Wherever the string "style" appears in a line, extract that line.

● **Structured figure records**
◆ ◆ ◆

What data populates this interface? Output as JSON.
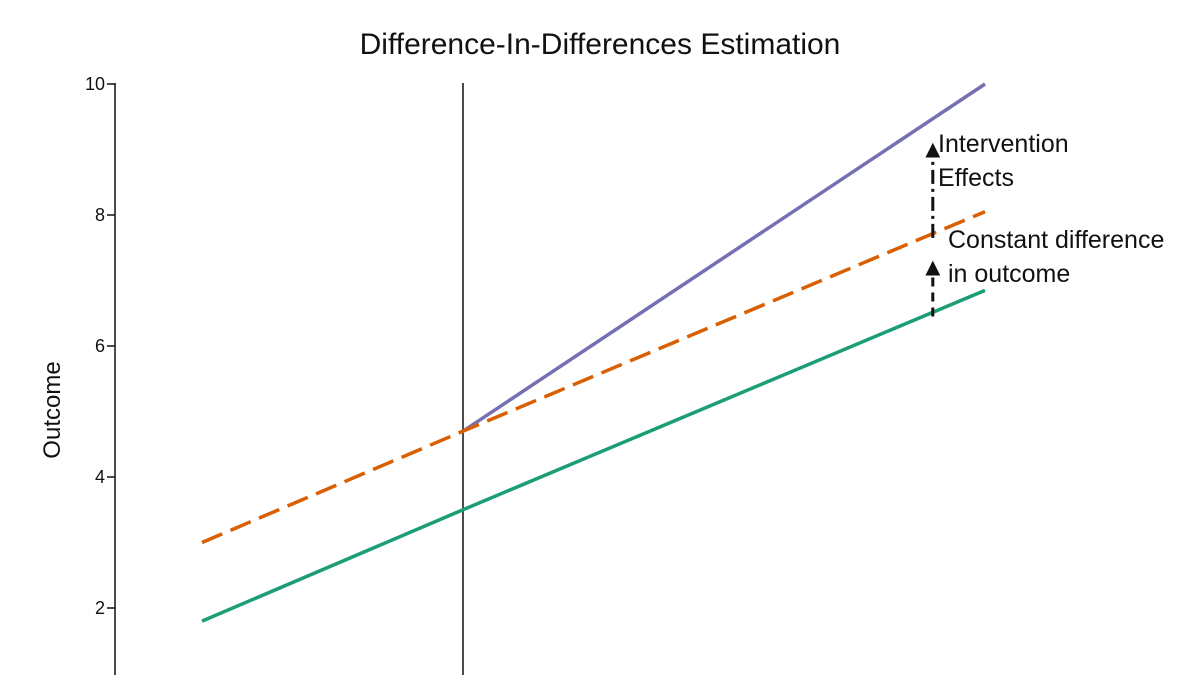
{
  "chart_data": {
    "type": "line",
    "title": "Difference-In-Differences Estimation",
    "xlabel": "",
    "ylabel": "Outcome",
    "xlim": [
      0,
      10
    ],
    "ylim": [
      1,
      10
    ],
    "yticks": [
      2,
      4,
      6,
      8,
      10
    ],
    "grid": false,
    "legend": "none",
    "intervention_x": 3.0,
    "series": [
      {
        "style": "solid",
        "color": "#7570b3",
        "x": [
          3.0,
          9.0
        ],
        "y": [
          4.7,
          10.0
        ]
      },
      {
        "style": "dashed",
        "color": "#d95f02",
        "x": [
          0.0,
          3.0,
          9.0
        ],
        "y": [
          3.0,
          4.7,
          8.05
        ]
      },
      {
        "style": "solid",
        "color": "#1b9e77",
        "x": [
          0.0,
          3.0,
          9.0
        ],
        "y": [
          1.8,
          3.5,
          6.85
        ]
      }
    ],
    "annotations": [
      {
        "lines": [
          "Intervention",
          "Effects"
        ],
        "x": 8.4,
        "y_from": 7.65,
        "y_to": 9.05,
        "style": "dashdot"
      },
      {
        "lines": [
          "Constant difference",
          "in outcome"
        ],
        "x": 8.4,
        "y_from": 6.45,
        "y_to": 7.25,
        "style": "dashed"
      }
    ]
  }
}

◆ ◆ ◆

● **Correct result**
        "style": "solid",
        "style": "dashed",
        "style": "solid",
        "style": "dashdot"
        "style": "dashed"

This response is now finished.